Using the records that follow, copy every line containing the word "JSON".

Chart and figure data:
((
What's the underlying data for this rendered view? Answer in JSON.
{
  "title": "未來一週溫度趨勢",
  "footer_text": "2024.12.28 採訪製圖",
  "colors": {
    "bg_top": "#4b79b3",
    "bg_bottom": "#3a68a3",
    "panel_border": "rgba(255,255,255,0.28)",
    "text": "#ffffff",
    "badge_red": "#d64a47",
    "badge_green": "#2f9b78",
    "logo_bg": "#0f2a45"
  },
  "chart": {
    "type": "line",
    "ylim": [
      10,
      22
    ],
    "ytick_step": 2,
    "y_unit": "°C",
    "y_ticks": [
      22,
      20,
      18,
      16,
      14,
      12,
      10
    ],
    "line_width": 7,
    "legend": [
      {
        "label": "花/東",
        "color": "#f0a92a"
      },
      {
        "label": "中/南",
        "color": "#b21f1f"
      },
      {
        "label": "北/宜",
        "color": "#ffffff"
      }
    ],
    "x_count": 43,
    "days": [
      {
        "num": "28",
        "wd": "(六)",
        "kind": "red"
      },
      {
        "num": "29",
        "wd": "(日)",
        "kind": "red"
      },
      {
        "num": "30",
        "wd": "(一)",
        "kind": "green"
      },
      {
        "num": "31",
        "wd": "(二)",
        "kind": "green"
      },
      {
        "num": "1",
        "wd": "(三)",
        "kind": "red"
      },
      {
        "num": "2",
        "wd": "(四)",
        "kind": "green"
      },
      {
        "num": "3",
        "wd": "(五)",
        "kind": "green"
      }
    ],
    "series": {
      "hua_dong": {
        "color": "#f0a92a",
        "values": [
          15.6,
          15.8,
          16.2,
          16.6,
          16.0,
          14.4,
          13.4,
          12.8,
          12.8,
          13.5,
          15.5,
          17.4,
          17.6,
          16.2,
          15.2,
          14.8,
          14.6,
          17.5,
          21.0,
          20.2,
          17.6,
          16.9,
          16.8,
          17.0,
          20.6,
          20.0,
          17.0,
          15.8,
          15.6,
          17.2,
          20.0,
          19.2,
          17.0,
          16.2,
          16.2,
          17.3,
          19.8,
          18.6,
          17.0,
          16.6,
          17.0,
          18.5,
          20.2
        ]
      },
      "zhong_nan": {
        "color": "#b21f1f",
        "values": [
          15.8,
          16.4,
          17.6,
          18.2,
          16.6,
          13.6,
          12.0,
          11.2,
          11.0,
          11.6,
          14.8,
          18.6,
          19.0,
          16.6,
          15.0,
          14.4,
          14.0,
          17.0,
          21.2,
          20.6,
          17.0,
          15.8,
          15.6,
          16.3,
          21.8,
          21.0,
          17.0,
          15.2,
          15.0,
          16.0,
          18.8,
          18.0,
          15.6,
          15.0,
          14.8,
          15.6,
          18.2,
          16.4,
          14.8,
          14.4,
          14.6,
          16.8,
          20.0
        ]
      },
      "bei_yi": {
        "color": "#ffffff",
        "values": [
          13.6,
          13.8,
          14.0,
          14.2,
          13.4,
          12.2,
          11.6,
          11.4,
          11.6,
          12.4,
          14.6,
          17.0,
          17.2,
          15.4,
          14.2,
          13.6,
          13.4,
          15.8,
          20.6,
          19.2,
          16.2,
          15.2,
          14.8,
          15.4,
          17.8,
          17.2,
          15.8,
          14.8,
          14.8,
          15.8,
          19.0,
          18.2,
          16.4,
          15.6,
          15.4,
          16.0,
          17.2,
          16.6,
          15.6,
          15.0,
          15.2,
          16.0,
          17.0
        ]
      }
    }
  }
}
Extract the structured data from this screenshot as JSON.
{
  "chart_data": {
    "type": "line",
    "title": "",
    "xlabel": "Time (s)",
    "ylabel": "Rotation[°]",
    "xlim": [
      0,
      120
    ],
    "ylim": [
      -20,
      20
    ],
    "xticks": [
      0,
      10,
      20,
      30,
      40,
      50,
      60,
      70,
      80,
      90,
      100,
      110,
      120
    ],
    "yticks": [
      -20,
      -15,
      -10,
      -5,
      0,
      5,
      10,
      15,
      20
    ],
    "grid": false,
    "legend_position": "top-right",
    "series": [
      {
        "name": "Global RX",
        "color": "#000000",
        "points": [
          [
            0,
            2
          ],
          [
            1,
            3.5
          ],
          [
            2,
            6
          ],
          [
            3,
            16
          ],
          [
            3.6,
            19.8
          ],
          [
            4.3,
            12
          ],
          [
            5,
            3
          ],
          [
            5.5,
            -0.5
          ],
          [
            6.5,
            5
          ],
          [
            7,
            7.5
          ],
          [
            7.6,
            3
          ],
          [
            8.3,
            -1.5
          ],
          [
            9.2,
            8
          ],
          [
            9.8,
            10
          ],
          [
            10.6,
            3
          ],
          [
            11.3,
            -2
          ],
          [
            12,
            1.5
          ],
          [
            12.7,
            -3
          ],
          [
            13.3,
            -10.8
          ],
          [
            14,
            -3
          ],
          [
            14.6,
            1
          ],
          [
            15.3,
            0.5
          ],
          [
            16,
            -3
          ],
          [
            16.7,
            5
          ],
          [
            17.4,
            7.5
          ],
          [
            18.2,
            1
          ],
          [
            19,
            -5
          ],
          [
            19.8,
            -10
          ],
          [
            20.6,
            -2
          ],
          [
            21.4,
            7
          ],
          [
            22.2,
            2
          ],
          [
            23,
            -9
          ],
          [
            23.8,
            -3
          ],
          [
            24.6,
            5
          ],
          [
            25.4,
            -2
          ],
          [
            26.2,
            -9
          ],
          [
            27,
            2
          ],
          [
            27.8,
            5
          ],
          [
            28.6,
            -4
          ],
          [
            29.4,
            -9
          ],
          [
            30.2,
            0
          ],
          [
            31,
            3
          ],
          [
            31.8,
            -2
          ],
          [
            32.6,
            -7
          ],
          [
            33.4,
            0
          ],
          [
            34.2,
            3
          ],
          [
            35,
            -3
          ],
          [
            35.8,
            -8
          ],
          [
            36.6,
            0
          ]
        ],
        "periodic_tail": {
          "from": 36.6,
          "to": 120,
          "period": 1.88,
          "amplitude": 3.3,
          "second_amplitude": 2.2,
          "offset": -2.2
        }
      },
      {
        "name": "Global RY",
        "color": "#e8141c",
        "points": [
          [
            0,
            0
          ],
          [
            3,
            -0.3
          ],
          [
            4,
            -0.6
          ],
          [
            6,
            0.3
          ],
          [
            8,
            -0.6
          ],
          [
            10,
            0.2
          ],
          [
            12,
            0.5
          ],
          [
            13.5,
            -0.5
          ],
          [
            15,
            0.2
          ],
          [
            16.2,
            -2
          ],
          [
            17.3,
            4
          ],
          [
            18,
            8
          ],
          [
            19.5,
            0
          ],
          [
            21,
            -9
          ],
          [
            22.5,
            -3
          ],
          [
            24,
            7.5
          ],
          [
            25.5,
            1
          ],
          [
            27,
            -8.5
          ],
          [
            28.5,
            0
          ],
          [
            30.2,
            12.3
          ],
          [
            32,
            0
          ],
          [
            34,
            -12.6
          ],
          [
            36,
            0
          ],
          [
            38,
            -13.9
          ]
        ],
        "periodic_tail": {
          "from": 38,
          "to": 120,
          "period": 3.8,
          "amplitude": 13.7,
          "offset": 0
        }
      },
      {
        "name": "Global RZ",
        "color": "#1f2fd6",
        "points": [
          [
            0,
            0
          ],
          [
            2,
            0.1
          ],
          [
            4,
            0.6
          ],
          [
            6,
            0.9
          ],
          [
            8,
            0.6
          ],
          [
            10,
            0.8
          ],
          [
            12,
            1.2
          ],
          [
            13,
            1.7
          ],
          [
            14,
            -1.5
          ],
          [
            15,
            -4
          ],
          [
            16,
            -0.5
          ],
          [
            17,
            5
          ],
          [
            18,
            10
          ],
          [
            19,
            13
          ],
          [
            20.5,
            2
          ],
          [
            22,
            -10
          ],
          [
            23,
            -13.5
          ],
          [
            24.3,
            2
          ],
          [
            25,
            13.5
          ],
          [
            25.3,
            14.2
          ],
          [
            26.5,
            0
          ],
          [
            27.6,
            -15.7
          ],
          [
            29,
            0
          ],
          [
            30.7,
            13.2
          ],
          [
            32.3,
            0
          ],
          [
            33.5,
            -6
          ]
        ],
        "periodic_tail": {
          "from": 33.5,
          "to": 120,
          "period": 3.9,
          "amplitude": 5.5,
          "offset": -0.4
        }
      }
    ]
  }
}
))
Response to this task:
What's the underlying data for this rendered view? Answer in JSON.
Extract the structured data from this screenshot as JSON.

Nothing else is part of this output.